Challenge:
Write out all of the records precisely. Skip anything that is a picture.

Source data:
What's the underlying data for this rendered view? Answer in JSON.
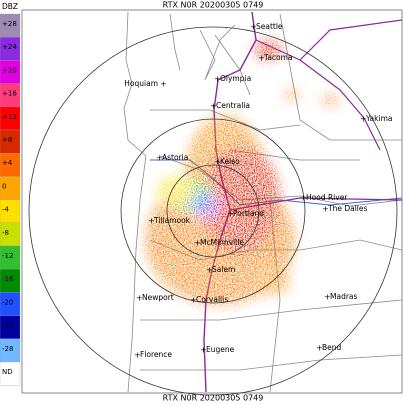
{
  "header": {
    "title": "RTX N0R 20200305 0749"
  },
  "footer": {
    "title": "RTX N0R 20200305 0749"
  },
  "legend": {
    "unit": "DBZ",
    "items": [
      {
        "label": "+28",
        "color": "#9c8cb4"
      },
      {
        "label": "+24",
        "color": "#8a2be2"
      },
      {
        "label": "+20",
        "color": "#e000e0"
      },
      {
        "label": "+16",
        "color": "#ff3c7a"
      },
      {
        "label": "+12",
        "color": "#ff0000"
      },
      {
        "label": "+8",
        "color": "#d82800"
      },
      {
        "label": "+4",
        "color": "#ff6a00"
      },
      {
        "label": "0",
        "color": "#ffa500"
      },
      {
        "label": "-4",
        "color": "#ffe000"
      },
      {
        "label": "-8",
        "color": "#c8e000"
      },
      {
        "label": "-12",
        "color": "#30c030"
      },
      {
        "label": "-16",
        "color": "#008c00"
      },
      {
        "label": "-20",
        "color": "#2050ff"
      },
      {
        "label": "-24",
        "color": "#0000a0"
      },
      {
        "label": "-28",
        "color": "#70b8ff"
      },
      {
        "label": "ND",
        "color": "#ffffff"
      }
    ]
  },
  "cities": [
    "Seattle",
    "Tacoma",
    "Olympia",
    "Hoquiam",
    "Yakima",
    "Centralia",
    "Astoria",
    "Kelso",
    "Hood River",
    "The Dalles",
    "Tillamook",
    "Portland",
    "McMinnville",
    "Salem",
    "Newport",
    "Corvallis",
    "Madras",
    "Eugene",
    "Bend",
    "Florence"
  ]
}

Exercise response:
What's the underlying data for this rendered view? Answer in JSON.
{
  "header": {
    "title": "RTX N0R 20200305 0749"
  },
  "footer": {
    "title": "RTX N0R 20200305 0749"
  },
  "legend": {
    "unit": "DBZ",
    "items": [
      {
        "label": "+28",
        "color": "#9c8cb4"
      },
      {
        "label": "+24",
        "color": "#8a2be2"
      },
      {
        "label": "+20",
        "color": "#e000e0"
      },
      {
        "label": "+16",
        "color": "#ff3c7a"
      },
      {
        "label": "+12",
        "color": "#ff0000"
      },
      {
        "label": "+8",
        "color": "#d82800"
      },
      {
        "label": "+4",
        "color": "#ff6a00"
      },
      {
        "label": "0",
        "color": "#ffa500"
      },
      {
        "label": "-4",
        "color": "#ffe000"
      },
      {
        "label": "-8",
        "color": "#c8e000"
      },
      {
        "label": "-12",
        "color": "#30c030"
      },
      {
        "label": "-16",
        "color": "#008c00"
      },
      {
        "label": "-20",
        "color": "#2050ff"
      },
      {
        "label": "-24",
        "color": "#0000a0"
      },
      {
        "label": "-28",
        "color": "#70b8ff"
      },
      {
        "label": "ND",
        "color": "#ffffff"
      }
    ]
  },
  "cities": [
    "Seattle",
    "Tacoma",
    "Olympia",
    "Hoquiam",
    "Yakima",
    "Centralia",
    "Astoria",
    "Kelso",
    "Hood River",
    "The Dalles",
    "Tillamook",
    "Portland",
    "McMinnville",
    "Salem",
    "Newport",
    "Corvallis",
    "Madras",
    "Eugene",
    "Bend",
    "Florence"
  ]
}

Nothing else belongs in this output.